WHAT YOU SHOULD DO - Restate the data below word for word. Skip any images it contains.

Stored dataset items
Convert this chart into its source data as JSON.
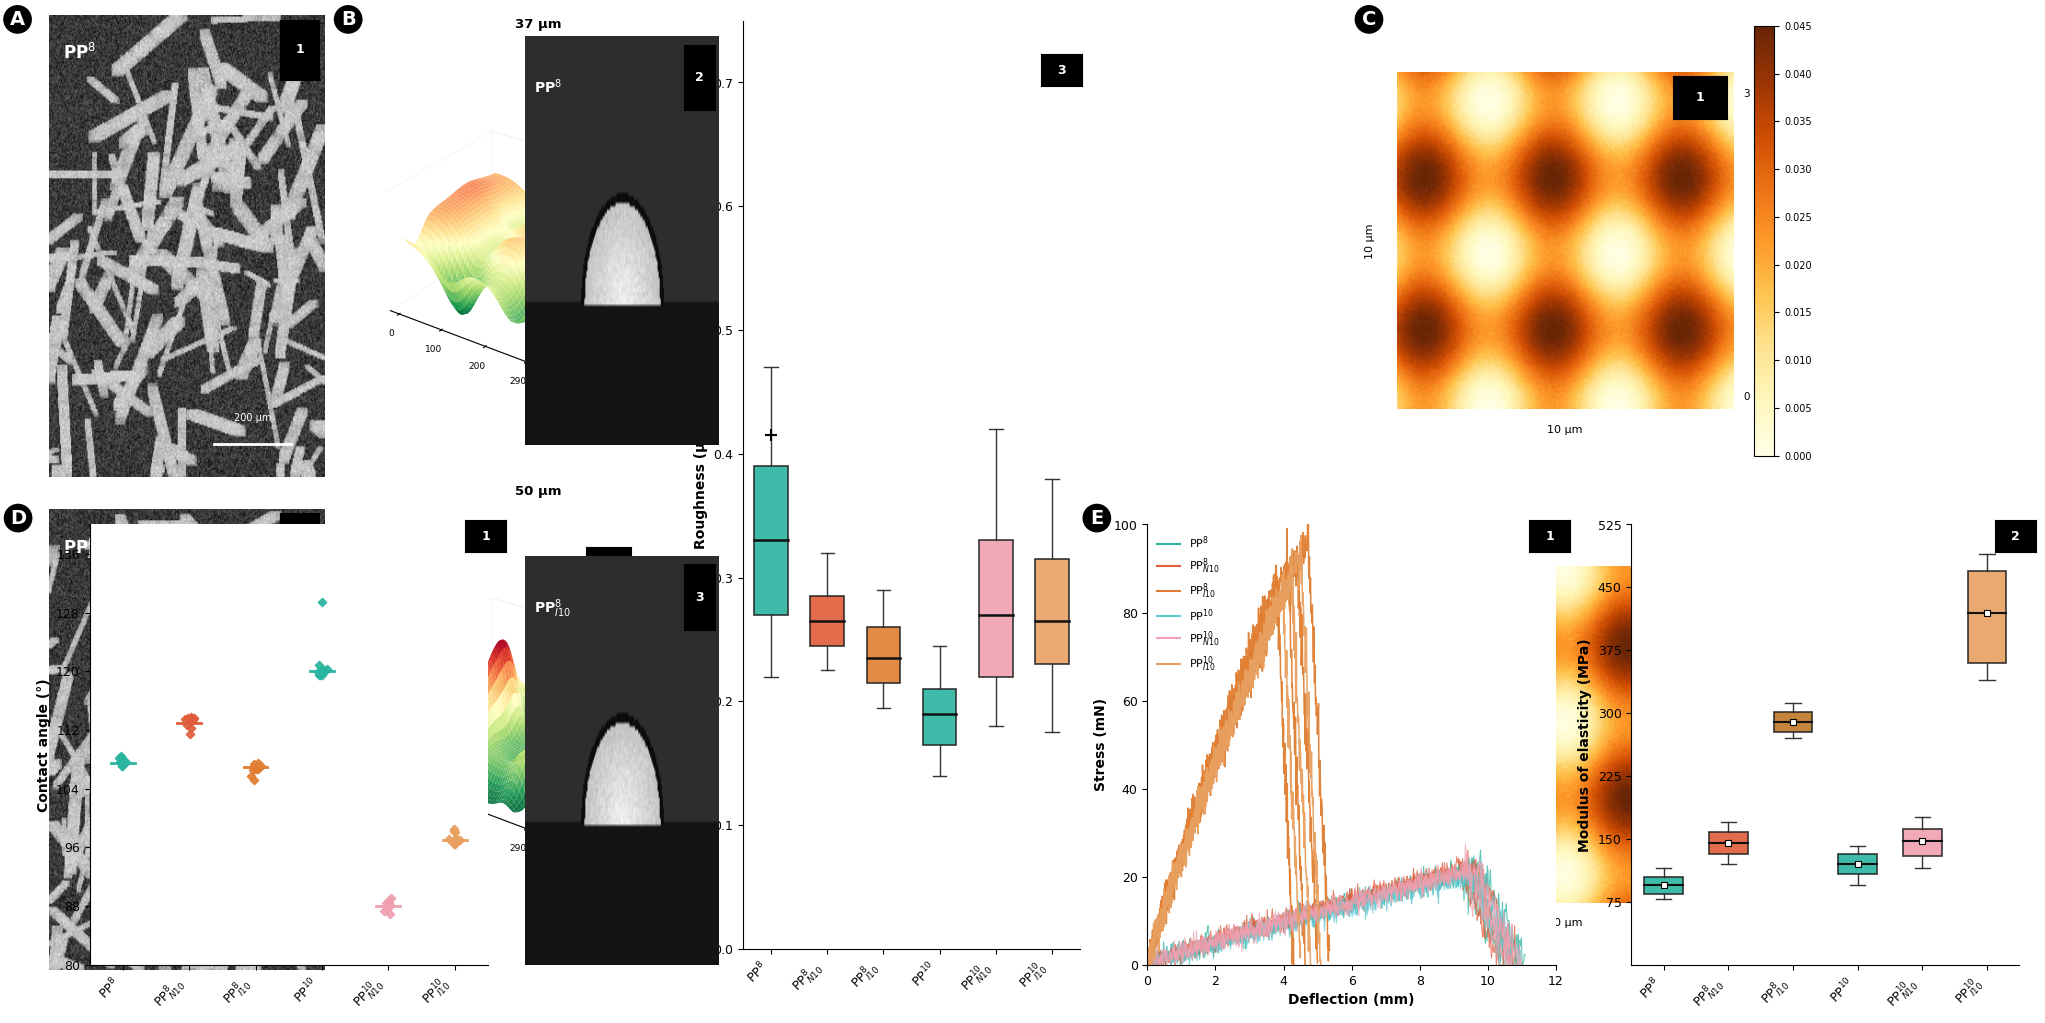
{
  "roughness_box": {
    "categories": [
      "PP$^8$",
      "PP$^8_{N10}$",
      "PP$^8_{I10}$",
      "PP$^{10}$",
      "PP$^{10}_{N10}$",
      "PP$^{10}_{I10}$"
    ],
    "colors": [
      "#2ab5a0",
      "#e05c3a",
      "#e07d30",
      "#2ab5a0",
      "#f0a0b0",
      "#e8a060"
    ],
    "medians": [
      0.33,
      0.265,
      0.235,
      0.19,
      0.27,
      0.265
    ],
    "q1": [
      0.27,
      0.245,
      0.215,
      0.165,
      0.22,
      0.23
    ],
    "q3": [
      0.39,
      0.285,
      0.26,
      0.21,
      0.33,
      0.315
    ],
    "whisker_low": [
      0.22,
      0.225,
      0.195,
      0.14,
      0.18,
      0.175
    ],
    "whisker_high": [
      0.47,
      0.32,
      0.29,
      0.245,
      0.42,
      0.38
    ],
    "outlier_x": 0,
    "outlier_y": 0.415,
    "ylabel": "Roughness (μm)",
    "ylim": [
      0.0,
      0.75
    ],
    "yticks": [
      0.0,
      0.1,
      0.2,
      0.3,
      0.4,
      0.5,
      0.6,
      0.7
    ]
  },
  "contact_angle": {
    "categories": [
      "PP$^8$",
      "PP$^8_{N10}$",
      "PP$^8_{I10}$",
      "PP$^{10}$",
      "PP$^{10}_{N10}$",
      "PP$^{10}_{I10}$"
    ],
    "colors": [
      "#2ab5a0",
      "#e05c3a",
      "#e07d30",
      "#2ab5a0",
      "#f0a0b0",
      "#e8a060"
    ],
    "means": [
      107.5,
      113.0,
      107.0,
      120.0,
      88.0,
      97.0
    ],
    "spreads": [
      0.5,
      0.7,
      0.7,
      0.5,
      0.6,
      0.7
    ],
    "outlier_x": 3,
    "outlier_y": 129.5,
    "ylabel": "Contact angle (°)",
    "ylim": [
      80,
      140
    ],
    "yticks": [
      80,
      88,
      96,
      104,
      112,
      120,
      128,
      136
    ]
  },
  "stress_deflection": {
    "colors": [
      "#2ab5a0",
      "#e05c3a",
      "#e07d30",
      "#5bc8d0",
      "#f0a0b0",
      "#e8a060"
    ],
    "labels": [
      "PP$^8$",
      "PP$^8_{N10}$",
      "PP$^8_{I10}$",
      "PP$^{10}$",
      "PP$^{10}_{N10}$",
      "PP$^{10}_{I10}$"
    ],
    "xlabel": "Deflection (mm)",
    "ylabel": "Stress (mN)",
    "ylim": [
      0,
      100
    ],
    "xlim": [
      0,
      12
    ],
    "yticks": [
      0,
      20,
      40,
      60,
      80,
      100
    ],
    "xticks": [
      0,
      2,
      4,
      6,
      8,
      10,
      12
    ]
  },
  "modulus_elasticity": {
    "categories": [
      "PP$^8$",
      "PP$^8_{N10}$",
      "PP$^8_{I10}$",
      "PP$^{10}$",
      "PP$^{10}_{N10}$",
      "PP$^{10}_{I10}$"
    ],
    "colors": [
      "#2ab5a0",
      "#e05c3a",
      "#c07828",
      "#2ab5a0",
      "#f0a0b0",
      "#e8a060"
    ],
    "medians": [
      95,
      145,
      290,
      120,
      148,
      420
    ],
    "q1": [
      85,
      132,
      278,
      108,
      130,
      360
    ],
    "q3": [
      105,
      158,
      302,
      132,
      162,
      470
    ],
    "whisker_low": [
      78,
      120,
      270,
      95,
      115,
      340
    ],
    "whisker_high": [
      115,
      170,
      312,
      142,
      176,
      490
    ],
    "ylabel": "Modulus of elasticity (MPa)",
    "ylim": [
      0,
      525
    ],
    "yticks": [
      75,
      150,
      225,
      300,
      375,
      450,
      525
    ]
  }
}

TASK SOLUTION -
Convert this chart into its source data as JSON.
{
  "roughness_box": {
    "categories": [
      "PP$^8$",
      "PP$^8_{N10}$",
      "PP$^8_{I10}$",
      "PP$^{10}$",
      "PP$^{10}_{N10}$",
      "PP$^{10}_{I10}$"
    ],
    "colors": [
      "#2ab5a0",
      "#e05c3a",
      "#e07d30",
      "#2ab5a0",
      "#f0a0b0",
      "#e8a060"
    ],
    "medians": [
      0.33,
      0.265,
      0.235,
      0.19,
      0.27,
      0.265
    ],
    "q1": [
      0.27,
      0.245,
      0.215,
      0.165,
      0.22,
      0.23
    ],
    "q3": [
      0.39,
      0.285,
      0.26,
      0.21,
      0.33,
      0.315
    ],
    "whisker_low": [
      0.22,
      0.225,
      0.195,
      0.14,
      0.18,
      0.175
    ],
    "whisker_high": [
      0.47,
      0.32,
      0.29,
      0.245,
      0.42,
      0.38
    ],
    "outlier_x": 0,
    "outlier_y": 0.415,
    "ylabel": "Roughness (μm)",
    "ylim": [
      0.0,
      0.75
    ],
    "yticks": [
      0.0,
      0.1,
      0.2,
      0.3,
      0.4,
      0.5,
      0.6,
      0.7
    ]
  },
  "contact_angle": {
    "categories": [
      "PP$^8$",
      "PP$^8_{N10}$",
      "PP$^8_{I10}$",
      "PP$^{10}$",
      "PP$^{10}_{N10}$",
      "PP$^{10}_{I10}$"
    ],
    "colors": [
      "#2ab5a0",
      "#e05c3a",
      "#e07d30",
      "#2ab5a0",
      "#f0a0b0",
      "#e8a060"
    ],
    "means": [
      107.5,
      113.0,
      107.0,
      120.0,
      88.0,
      97.0
    ],
    "spreads": [
      0.5,
      0.7,
      0.7,
      0.5,
      0.6,
      0.7
    ],
    "outlier_x": 3,
    "outlier_y": 129.5,
    "ylabel": "Contact angle (°)",
    "ylim": [
      80,
      140
    ],
    "yticks": [
      80,
      88,
      96,
      104,
      112,
      120,
      128,
      136
    ]
  },
  "stress_deflection": {
    "colors": [
      "#2ab5a0",
      "#e05c3a",
      "#e07d30",
      "#5bc8d0",
      "#f0a0b0",
      "#e8a060"
    ],
    "labels": [
      "PP$^8$",
      "PP$^8_{N10}$",
      "PP$^8_{I10}$",
      "PP$^{10}$",
      "PP$^{10}_{N10}$",
      "PP$^{10}_{I10}$"
    ],
    "xlabel": "Deflection (mm)",
    "ylabel": "Stress (mN)",
    "ylim": [
      0,
      100
    ],
    "xlim": [
      0,
      12
    ],
    "yticks": [
      0,
      20,
      40,
      60,
      80,
      100
    ],
    "xticks": [
      0,
      2,
      4,
      6,
      8,
      10,
      12
    ]
  },
  "modulus_elasticity": {
    "categories": [
      "PP$^8$",
      "PP$^8_{N10}$",
      "PP$^8_{I10}$",
      "PP$^{10}$",
      "PP$^{10}_{N10}$",
      "PP$^{10}_{I10}$"
    ],
    "colors": [
      "#2ab5a0",
      "#e05c3a",
      "#c07828",
      "#2ab5a0",
      "#f0a0b0",
      "#e8a060"
    ],
    "medians": [
      95,
      145,
      290,
      120,
      148,
      420
    ],
    "q1": [
      85,
      132,
      278,
      108,
      130,
      360
    ],
    "q3": [
      105,
      158,
      302,
      132,
      162,
      470
    ],
    "whisker_low": [
      78,
      120,
      270,
      95,
      115,
      340
    ],
    "whisker_high": [
      115,
      170,
      312,
      142,
      176,
      490
    ],
    "ylabel": "Modulus of elasticity (MPa)",
    "ylim": [
      0,
      525
    ],
    "yticks": [
      75,
      150,
      225,
      300,
      375,
      450,
      525
    ]
  }
}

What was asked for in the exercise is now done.